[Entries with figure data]
-- BEGIN --

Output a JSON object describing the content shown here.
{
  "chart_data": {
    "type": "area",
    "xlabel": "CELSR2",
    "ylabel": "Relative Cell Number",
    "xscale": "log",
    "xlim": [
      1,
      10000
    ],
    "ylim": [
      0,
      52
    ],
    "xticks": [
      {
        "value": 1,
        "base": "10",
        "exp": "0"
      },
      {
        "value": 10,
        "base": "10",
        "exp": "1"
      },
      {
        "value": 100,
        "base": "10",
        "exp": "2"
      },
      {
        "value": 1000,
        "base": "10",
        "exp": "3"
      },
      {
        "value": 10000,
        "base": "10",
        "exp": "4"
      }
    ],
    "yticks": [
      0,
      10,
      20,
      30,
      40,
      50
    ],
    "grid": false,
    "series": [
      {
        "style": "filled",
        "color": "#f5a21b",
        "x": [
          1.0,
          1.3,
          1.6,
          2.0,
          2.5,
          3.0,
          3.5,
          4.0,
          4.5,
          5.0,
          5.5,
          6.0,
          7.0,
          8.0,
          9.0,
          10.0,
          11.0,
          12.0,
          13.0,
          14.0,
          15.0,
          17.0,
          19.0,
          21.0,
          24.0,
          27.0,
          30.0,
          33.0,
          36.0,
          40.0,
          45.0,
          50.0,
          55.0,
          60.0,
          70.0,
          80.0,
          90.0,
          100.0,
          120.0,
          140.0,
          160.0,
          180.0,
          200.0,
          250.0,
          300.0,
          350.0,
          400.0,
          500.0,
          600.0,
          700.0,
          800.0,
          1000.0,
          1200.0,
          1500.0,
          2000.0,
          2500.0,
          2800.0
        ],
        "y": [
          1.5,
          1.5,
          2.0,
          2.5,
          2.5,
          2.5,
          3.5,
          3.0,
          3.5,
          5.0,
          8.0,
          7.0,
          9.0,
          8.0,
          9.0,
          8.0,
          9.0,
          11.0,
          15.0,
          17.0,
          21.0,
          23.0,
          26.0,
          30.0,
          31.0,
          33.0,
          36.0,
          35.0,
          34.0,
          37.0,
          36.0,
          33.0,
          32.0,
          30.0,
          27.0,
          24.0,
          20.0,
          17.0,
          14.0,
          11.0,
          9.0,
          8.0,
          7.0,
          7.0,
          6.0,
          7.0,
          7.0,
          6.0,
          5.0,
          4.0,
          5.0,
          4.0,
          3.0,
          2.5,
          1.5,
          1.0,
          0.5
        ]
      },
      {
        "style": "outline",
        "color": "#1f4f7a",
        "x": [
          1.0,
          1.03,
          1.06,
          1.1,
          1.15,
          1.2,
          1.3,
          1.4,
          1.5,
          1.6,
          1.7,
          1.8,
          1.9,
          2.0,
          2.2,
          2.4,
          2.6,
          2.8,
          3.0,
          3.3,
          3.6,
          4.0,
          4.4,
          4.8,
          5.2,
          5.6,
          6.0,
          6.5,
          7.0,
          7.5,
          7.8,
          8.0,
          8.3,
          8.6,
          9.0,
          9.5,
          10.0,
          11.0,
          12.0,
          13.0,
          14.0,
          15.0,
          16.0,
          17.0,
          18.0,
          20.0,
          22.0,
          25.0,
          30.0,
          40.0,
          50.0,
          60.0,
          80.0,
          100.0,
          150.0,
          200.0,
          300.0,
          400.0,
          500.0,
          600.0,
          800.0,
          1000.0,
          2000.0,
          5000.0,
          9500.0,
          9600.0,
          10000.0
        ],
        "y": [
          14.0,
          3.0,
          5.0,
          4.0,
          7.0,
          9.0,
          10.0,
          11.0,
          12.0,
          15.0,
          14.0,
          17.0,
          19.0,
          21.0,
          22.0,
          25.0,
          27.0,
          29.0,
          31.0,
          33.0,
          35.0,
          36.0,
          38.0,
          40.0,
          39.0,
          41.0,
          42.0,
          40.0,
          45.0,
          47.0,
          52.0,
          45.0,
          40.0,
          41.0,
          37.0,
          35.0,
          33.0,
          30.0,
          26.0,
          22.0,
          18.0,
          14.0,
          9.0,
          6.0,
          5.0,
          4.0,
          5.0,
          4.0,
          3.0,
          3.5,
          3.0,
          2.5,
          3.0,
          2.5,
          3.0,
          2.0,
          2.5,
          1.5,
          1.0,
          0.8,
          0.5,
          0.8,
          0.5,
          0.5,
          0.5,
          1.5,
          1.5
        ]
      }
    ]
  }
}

-- END --

SHORT EXERCISE:
How many lines in the entries contain the string "value"? Answer with the number only.

ANSWER:
5